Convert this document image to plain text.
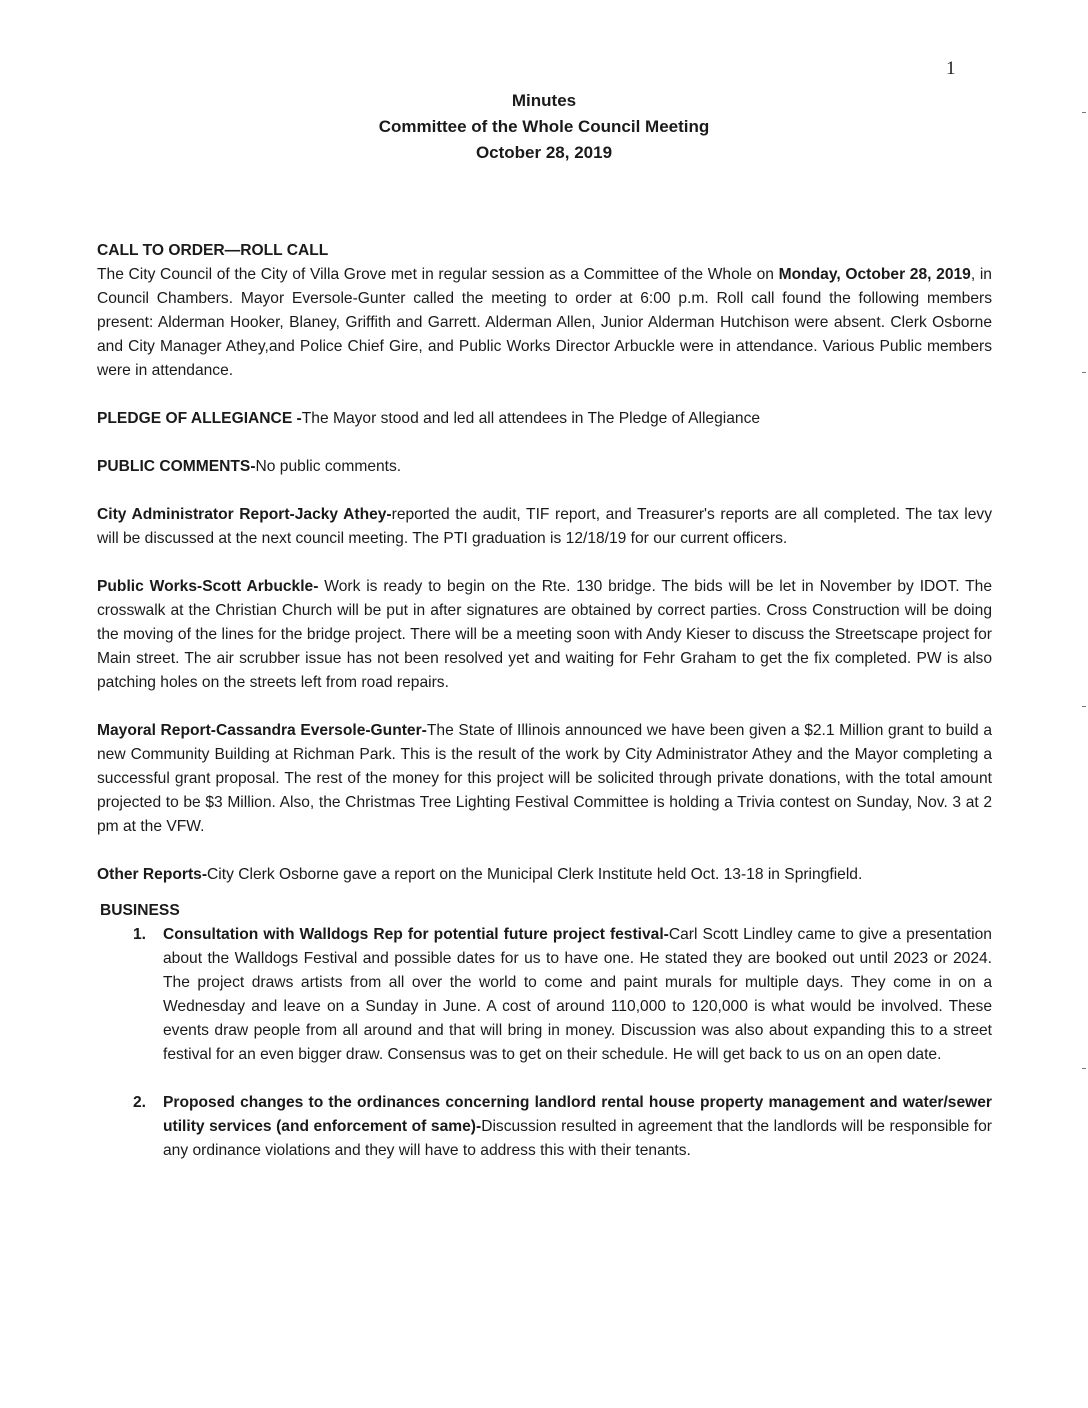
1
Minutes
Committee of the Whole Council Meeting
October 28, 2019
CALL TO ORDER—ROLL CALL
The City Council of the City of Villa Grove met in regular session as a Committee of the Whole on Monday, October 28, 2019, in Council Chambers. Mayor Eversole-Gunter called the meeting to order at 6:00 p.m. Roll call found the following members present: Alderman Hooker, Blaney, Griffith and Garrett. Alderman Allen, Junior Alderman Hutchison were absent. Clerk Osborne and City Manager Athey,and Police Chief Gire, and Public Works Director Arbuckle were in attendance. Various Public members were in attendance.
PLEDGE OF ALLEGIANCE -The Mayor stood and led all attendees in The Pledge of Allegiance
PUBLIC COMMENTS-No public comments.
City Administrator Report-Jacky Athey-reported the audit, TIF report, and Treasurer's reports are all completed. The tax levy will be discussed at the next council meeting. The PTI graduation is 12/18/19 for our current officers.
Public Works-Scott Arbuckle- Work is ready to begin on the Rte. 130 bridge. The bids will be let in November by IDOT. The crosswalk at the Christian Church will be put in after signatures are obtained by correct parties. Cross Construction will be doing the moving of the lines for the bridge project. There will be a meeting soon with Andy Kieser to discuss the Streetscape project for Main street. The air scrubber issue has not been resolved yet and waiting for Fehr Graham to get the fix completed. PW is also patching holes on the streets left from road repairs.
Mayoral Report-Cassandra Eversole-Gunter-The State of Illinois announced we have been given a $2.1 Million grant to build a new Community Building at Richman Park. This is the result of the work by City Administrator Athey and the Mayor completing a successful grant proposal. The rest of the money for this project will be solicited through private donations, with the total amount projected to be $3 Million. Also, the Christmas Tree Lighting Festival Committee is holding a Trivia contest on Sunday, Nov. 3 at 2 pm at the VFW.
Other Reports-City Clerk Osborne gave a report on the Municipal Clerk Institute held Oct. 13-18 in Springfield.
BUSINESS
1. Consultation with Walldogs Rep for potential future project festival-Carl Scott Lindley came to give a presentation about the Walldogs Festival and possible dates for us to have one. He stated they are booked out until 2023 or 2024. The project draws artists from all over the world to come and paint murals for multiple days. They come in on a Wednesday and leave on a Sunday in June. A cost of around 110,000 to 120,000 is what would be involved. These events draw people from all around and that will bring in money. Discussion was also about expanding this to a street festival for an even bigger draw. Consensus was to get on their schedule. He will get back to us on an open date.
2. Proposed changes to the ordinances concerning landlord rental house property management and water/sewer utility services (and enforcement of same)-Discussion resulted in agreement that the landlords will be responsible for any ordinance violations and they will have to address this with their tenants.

---+---

> **Stated problem**: Write out the data precisely as given, excluding the pictures.

> **Result of the exercise**:
Convert this document image to plain text.
1
Minutes
Committee of the Whole Council Meeting
October 28, 2019
CALL TO ORDER—ROLL CALL
The City Council of the City of Villa Grove met in regular session as a Committee of the Whole on Monday, October 28, 2019, in Council Chambers. Mayor Eversole-Gunter called the meeting to order at 6:00 p.m. Roll call found the following members present: Alderman Hooker, Blaney, Griffith and Garrett. Alderman Allen, Junior Alderman Hutchison were absent. Clerk Osborne and City Manager Athey,and Police Chief Gire, and Public Works Director Arbuckle were in attendance. Various Public members were in attendance.
PLEDGE OF ALLEGIANCE -The Mayor stood and led all attendees in The Pledge of Allegiance
PUBLIC COMMENTS-No public comments.
City Administrator Report-Jacky Athey-reported the audit, TIF report, and Treasurer's reports are all completed. The tax levy will be discussed at the next council meeting. The PTI graduation is 12/18/19 for our current officers.
Public Works-Scott Arbuckle- Work is ready to begin on the Rte. 130 bridge. The bids will be let in November by IDOT. The crosswalk at the Christian Church will be put in after signatures are obtained by correct parties. Cross Construction will be doing the moving of the lines for the bridge project. There will be a meeting soon with Andy Kieser to discuss the Streetscape project for Main street. The air scrubber issue has not been resolved yet and waiting for Fehr Graham to get the fix completed. PW is also patching holes on the streets left from road repairs.
Mayoral Report-Cassandra Eversole-Gunter-The State of Illinois announced we have been given a $2.1 Million grant to build a new Community Building at Richman Park. This is the result of the work by City Administrator Athey and the Mayor completing a successful grant proposal. The rest of the money for this project will be solicited through private donations, with the total amount projected to be $3 Million. Also, the Christmas Tree Lighting Festival Committee is holding a Trivia contest on Sunday, Nov. 3 at 2 pm at the VFW.
Other Reports-City Clerk Osborne gave a report on the Municipal Clerk Institute held Oct. 13-18 in Springfield.
BUSINESS
1. Consultation with Walldogs Rep for potential future project festival-Carl Scott Lindley came to give a presentation about the Walldogs Festival and possible dates for us to have one. He stated they are booked out until 2023 or 2024. The project draws artists from all over the world to come and paint murals for multiple days. They come in on a Wednesday and leave on a Sunday in June. A cost of around 110,000 to 120,000 is what would be involved. These events draw people from all around and that will bring in money. Discussion was also about expanding this to a street festival for an even bigger draw. Consensus was to get on their schedule. He will get back to us on an open date.
2. Proposed changes to the ordinances concerning landlord rental house property management and water/sewer utility services (and enforcement of same)-Discussion resulted in agreement that the landlords will be responsible for any ordinance violations and they will have to address this with their tenants.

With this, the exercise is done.